* _PROBLEM DETAILS_
Pictures appear in the records below; write out everything else exactly.

* _PROVIDED RECORDS_
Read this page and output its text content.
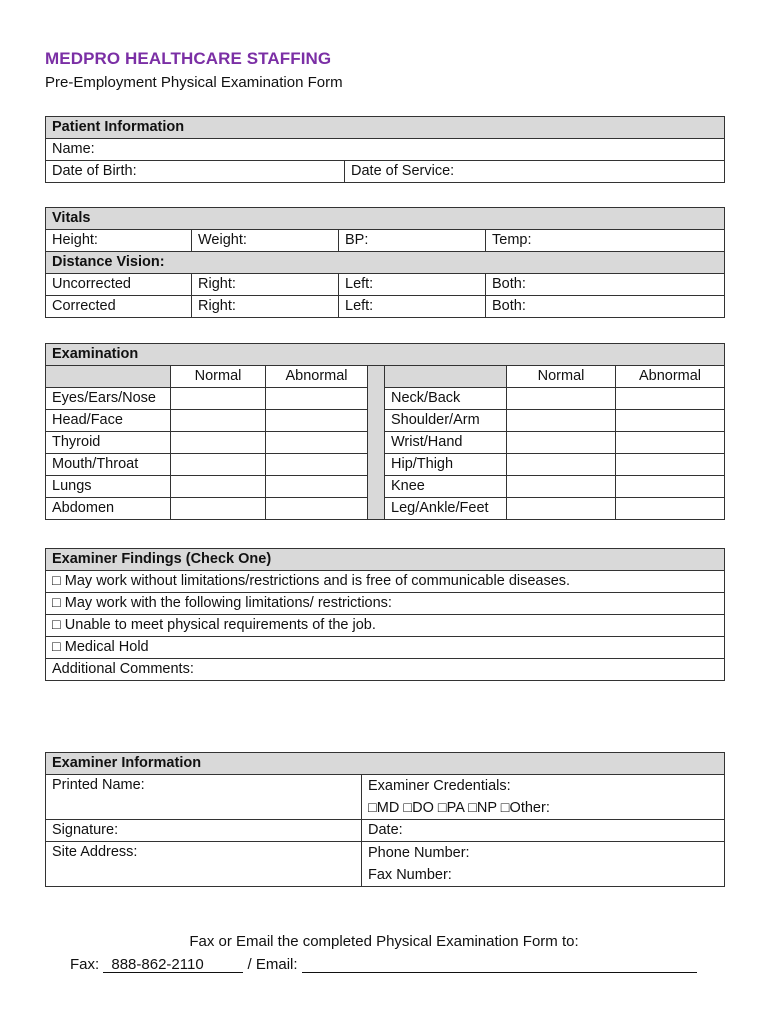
MEDPRO HEALTHCARE STAFFING
Pre-Employment Physical Examination Form
Patient Information
Name:
Date of Birth:	Date of Service:
Vitals			
Height:	Weight:	BP:	Temp:
Distance Vision:			
Uncorrected	Right:	Left:	Both:
Corrected	Right:	Left:	Both:
Examination						
	Normal	Abnormal			Normal	Abnormal
Eyes/Ears/Nose				Neck/Back		
Head/Face				Shoulder/Arm		
Thyroid				Wrist/Hand		
Mouth/Throat				Hip/Thigh		
Lungs				Knee		
Abdomen				Leg/Ankle/Feet		
Examiner Findings (Check One)
□ May work without limitations/restrictions and is free of communicable diseases.
□ May work with the following limitations/ restrictions:
□ Unable to meet physical requirements of the job.
□ Medical Hold
Additional Comments:
Examiner Information	
Printed Name:	Examiner Credentials:
□MD □DO □PA □NP □Other:

Signature:	Date:
Site Address:	Phone Number:
Fax Number:
Fax or Email the completed Physical Examination Form to:
Fax: 888-862-2110	/ Email:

* _EXERCISE RESPONSE_
Read this page and output its text content.
MEDPRO HEALTHCARE STAFFING
Pre-Employment Physical Examination Form
Patient Information
Name:
Date of Birth:	Date of Service:
Vitals			
Height:	Weight:	BP:	Temp:
Distance Vision:			
Uncorrected	Right:	Left:	Both:
Corrected	Right:	Left:	Both:
Examination						
	Normal	Abnormal			Normal	Abnormal
Eyes/Ears/Nose				Neck/Back		
Head/Face				Shoulder/Arm		
Thyroid				Wrist/Hand		
Mouth/Throat				Hip/Thigh		
Lungs				Knee		
Abdomen				Leg/Ankle/Feet		
Examiner Findings (Check One)
□ May work without limitations/restrictions and is free of communicable diseases.
□ May work with the following limitations/ restrictions:
□ Unable to meet physical requirements of the job.
□ Medical Hold
Additional Comments:
Examiner Information	
Printed Name:	Examiner Credentials:
□MD □DO □PA □NP □Other:

Signature:	Date:
Site Address:	Phone Number:
Fax Number:
Fax or Email the completed Physical Examination Form to:
Fax: 888-862-2110	/ Email:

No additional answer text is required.